# Week 1: Clustering for Innovation Discovery - Practice Exercise

## Objective
Apply clustering algorithms to discover patterns in innovation data from a company hackathon.

## Dataset
- 500 innovation proposals from employees
- Features: category scores, complexity, impact, feasibility
- Goal: Discover natural groupings to inform innovation strategy

---

## Step 1: Setup and Imports

In [None]:
# Import required libraries
import numpy as np
import pandas as pd
import matplotlib.pyplot as plt
import seaborn as sns
from sklearn.cluster import KMeans, DBSCAN, AgglomerativeClustering
from sklearn.mixture import GaussianMixture
from sklearn.preprocessing import StandardScaler
from sklearn.decomposition import PCA
from sklearn.metrics import silhouette_score, davies_bouldin_score, calinski_harabasz_score

# Set style and seed
plt.style.use('seaborn-v0_8-whitegrid')

→ EXERCISE TASK 1
Copy out the part of the clustering exercise that starts with the words "# Week 1: Clustering" and ends with "a company hackathon.".

→ INFORMATION PROVIDED
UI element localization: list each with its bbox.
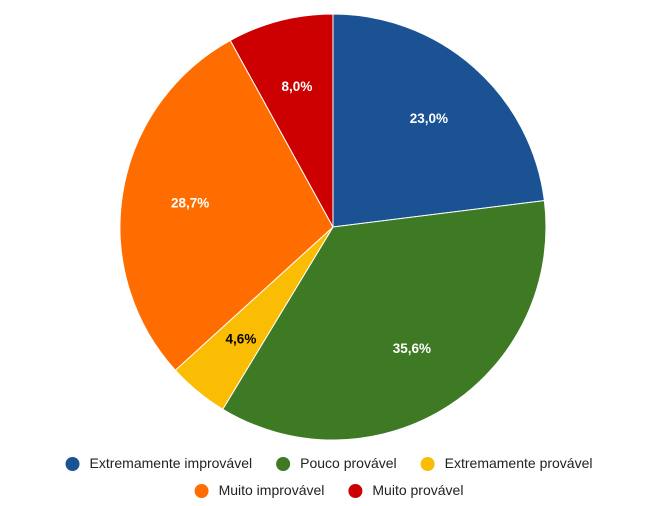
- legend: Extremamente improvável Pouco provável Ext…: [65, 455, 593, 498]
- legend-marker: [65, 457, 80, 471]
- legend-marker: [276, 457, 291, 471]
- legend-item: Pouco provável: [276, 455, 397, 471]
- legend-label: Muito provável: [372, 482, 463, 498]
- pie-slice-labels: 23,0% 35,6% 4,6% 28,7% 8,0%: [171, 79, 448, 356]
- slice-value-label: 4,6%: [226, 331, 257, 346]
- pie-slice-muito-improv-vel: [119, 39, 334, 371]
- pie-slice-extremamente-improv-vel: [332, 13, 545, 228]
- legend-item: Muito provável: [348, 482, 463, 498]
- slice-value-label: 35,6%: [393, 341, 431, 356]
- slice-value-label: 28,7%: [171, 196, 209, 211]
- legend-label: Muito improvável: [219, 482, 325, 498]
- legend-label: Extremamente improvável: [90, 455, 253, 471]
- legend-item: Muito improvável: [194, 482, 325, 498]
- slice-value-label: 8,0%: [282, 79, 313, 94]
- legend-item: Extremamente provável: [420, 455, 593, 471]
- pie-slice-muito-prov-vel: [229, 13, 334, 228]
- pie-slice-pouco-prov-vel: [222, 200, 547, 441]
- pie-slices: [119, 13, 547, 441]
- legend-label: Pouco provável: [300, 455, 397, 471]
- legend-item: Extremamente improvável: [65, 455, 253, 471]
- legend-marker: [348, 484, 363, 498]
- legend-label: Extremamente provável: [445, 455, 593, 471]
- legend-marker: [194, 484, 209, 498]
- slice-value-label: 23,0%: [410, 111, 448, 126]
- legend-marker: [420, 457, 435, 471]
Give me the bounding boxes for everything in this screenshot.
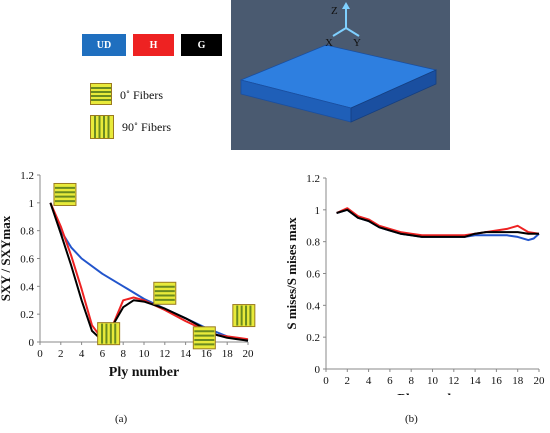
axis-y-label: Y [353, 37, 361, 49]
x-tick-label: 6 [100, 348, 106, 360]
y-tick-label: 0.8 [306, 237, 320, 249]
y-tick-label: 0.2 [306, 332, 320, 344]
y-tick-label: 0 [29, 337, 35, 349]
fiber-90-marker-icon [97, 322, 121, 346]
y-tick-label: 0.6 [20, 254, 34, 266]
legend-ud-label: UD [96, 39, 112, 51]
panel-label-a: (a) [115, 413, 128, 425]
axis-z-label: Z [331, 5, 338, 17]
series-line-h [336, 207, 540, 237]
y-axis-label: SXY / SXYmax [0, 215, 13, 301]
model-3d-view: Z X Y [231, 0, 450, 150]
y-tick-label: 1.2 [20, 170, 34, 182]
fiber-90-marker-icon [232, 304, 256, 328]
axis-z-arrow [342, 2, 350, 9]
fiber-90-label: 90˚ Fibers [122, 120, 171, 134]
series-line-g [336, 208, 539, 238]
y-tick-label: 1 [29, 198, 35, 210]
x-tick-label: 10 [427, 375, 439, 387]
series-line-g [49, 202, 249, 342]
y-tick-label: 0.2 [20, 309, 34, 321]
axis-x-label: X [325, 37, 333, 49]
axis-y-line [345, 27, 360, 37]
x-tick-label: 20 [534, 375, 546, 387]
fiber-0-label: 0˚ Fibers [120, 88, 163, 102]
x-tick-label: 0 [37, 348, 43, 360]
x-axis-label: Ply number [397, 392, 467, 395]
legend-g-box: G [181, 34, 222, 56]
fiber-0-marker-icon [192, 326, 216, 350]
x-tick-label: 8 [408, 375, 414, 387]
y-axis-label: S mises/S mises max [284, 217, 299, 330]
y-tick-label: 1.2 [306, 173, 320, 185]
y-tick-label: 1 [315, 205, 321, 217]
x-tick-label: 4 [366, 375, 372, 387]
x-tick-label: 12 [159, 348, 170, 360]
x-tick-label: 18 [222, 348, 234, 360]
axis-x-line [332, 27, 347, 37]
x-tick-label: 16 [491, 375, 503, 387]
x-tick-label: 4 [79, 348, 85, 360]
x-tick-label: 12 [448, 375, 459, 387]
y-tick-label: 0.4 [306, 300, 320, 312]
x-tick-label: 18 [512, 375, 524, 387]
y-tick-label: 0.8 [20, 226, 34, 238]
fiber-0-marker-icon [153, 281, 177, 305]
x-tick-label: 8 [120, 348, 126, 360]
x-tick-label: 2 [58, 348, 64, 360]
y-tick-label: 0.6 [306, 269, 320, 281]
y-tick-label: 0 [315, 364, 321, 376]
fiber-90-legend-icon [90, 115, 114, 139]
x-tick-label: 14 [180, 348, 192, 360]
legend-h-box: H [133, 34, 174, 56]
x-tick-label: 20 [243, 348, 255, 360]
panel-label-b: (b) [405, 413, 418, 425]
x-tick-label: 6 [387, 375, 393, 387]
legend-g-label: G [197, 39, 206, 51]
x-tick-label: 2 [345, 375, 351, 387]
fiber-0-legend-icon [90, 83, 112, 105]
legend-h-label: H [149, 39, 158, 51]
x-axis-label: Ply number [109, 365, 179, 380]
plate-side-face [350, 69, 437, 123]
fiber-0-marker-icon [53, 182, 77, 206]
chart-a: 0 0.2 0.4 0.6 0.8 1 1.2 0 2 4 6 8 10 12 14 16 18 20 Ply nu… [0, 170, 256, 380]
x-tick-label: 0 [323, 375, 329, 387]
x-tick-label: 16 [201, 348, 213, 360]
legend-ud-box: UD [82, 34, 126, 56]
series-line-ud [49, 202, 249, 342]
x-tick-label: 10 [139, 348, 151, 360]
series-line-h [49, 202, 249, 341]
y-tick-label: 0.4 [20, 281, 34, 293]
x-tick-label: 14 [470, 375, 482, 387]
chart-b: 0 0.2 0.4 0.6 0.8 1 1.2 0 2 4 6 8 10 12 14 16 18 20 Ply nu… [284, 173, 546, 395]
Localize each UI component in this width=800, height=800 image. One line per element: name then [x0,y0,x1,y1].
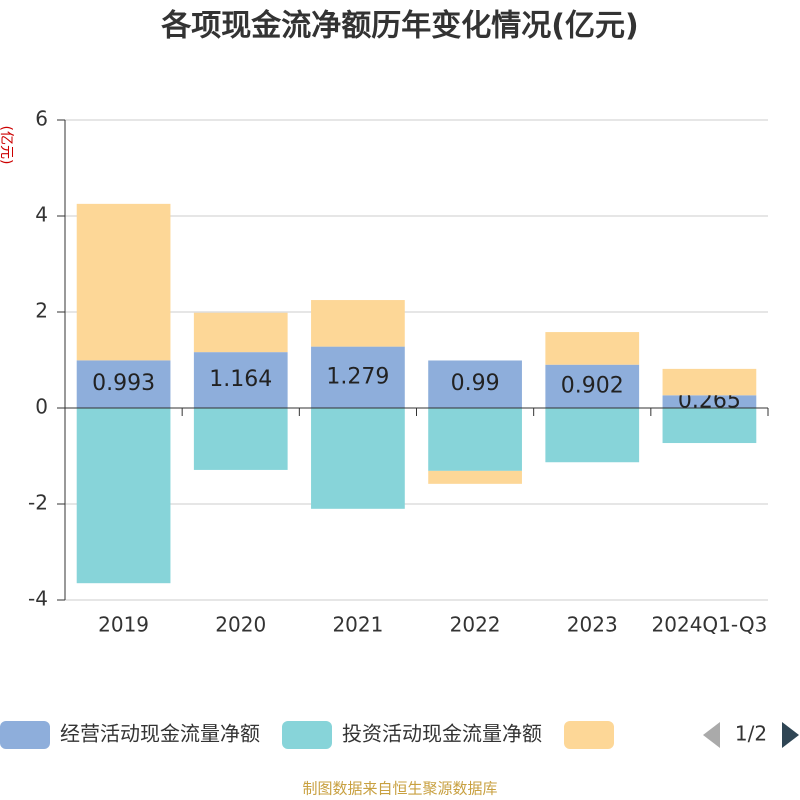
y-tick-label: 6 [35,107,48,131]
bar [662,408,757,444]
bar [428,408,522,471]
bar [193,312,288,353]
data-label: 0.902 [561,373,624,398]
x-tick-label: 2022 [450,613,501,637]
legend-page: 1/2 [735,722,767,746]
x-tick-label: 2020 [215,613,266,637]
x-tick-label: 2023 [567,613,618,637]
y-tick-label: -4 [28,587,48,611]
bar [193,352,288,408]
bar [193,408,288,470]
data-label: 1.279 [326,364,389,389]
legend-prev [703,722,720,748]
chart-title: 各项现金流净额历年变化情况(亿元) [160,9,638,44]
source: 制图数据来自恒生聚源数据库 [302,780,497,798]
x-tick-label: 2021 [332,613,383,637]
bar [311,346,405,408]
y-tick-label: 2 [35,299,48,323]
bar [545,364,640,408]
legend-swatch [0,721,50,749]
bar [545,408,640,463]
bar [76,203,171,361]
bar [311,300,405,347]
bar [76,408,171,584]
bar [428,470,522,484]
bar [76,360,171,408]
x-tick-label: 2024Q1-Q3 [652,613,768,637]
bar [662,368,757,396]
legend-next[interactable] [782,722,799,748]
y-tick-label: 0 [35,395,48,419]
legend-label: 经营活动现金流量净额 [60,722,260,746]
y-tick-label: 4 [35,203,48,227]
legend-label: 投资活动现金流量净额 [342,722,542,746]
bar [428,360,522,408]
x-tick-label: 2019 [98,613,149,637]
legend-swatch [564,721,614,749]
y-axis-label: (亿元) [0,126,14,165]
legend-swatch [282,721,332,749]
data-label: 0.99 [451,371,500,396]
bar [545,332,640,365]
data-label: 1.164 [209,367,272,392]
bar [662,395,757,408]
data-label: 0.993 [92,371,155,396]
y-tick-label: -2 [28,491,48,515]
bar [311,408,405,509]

→ EXERCISE TASK 2
Please pull out the lines in the records from the one containing "- legend: Extremamente" through the one containing "Give me the", and reproduce them unchanged.

→ FULL ANSWER 1
# Week 1: Clustering for Innovation Discovery - Practice Exercise

## Objective
Apply clustering algorithms to discover patterns in innovation data from a company hackathon.

→ FULL ANSWER 2
- legend: Extremamente improvável Pouco provável Ext…: [65, 455, 593, 498]
- legend-marker: [65, 457, 80, 471]
- legend-marker: [276, 457, 291, 471]
- legend-item: Pouco provável: [276, 455, 397, 471]
- legend-label: Muito provável: [372, 482, 463, 498]
- pie-slice-labels: 23,0% 35,6% 4,6% 28,7% 8,0%: [171, 79, 448, 356]
- slice-value-label: 4,6%: [226, 331, 257, 346]
- pie-slice-muito-improv-vel: [119, 39, 334, 371]
- pie-slice-extremamente-improv-vel: [332, 13, 545, 228]
- legend-item: Muito provável: [348, 482, 463, 498]
- slice-value-label: 35,6%: [393, 341, 431, 356]
- slice-value-label: 28,7%: [171, 196, 209, 211]
- legend-label: Muito improvável: [219, 482, 325, 498]
- legend-label: Extremamente improvável: [90, 455, 253, 471]
- legend-item: Muito improvável: [194, 482, 325, 498]
- slice-value-label: 8,0%: [282, 79, 313, 94]
- legend-item: Extremamente provável: [420, 455, 593, 471]
- pie-slice-muito-prov-vel: [229, 13, 334, 228]
- pie-slice-pouco-prov-vel: [222, 200, 547, 441]
- pie-slices: [119, 13, 547, 441]
- legend-label: Pouco provável: [300, 455, 397, 471]
- legend-item: Extremamente improvável: [65, 455, 253, 471]
- legend-marker: [348, 484, 363, 498]
- legend-label: Extremamente provável: [445, 455, 593, 471]
- legend-marker: [194, 484, 209, 498]
- slice-value-label: 23,0%: [410, 111, 448, 126]
- legend-marker: [420, 457, 435, 471]
Give me the bounding boxes for everything in this screenshot.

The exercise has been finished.